• _JOB_:
Search the data for the word "carboxilo" and copy every line where it occurs.
#####
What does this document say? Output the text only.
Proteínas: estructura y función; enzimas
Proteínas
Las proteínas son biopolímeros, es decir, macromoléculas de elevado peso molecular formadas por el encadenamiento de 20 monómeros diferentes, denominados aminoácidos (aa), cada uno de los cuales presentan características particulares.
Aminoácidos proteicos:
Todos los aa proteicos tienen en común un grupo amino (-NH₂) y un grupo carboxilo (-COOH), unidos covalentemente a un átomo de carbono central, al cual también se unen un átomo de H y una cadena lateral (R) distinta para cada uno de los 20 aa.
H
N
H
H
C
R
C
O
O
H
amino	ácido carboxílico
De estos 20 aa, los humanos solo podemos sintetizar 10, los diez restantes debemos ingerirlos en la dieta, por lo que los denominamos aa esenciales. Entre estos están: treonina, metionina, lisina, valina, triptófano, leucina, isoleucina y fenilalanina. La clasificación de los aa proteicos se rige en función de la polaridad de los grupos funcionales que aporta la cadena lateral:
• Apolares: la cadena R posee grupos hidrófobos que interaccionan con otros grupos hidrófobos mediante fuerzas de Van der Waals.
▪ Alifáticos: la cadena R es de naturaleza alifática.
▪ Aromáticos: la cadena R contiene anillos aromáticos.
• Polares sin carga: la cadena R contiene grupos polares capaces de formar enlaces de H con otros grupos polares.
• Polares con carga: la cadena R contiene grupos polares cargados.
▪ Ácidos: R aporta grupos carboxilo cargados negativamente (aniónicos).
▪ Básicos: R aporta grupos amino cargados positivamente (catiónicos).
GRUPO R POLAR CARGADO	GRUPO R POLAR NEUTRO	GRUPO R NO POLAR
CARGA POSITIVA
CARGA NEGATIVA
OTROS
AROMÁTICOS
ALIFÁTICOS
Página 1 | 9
#####
• _ANSWER TO THIS PROBLEM_:
Todos los aa proteicos tienen en común un grupo amino (-NH₂) y un grupo carboxilo (-COOH), unidos covalentemente a un átomo de carbono central, al cual también se unen un átomo de H y una cadena lateral (R) distinta para cada uno de los 20 aa.
▪ Ácidos: R aporta grupos carboxilo cargados negativamente (aniónicos).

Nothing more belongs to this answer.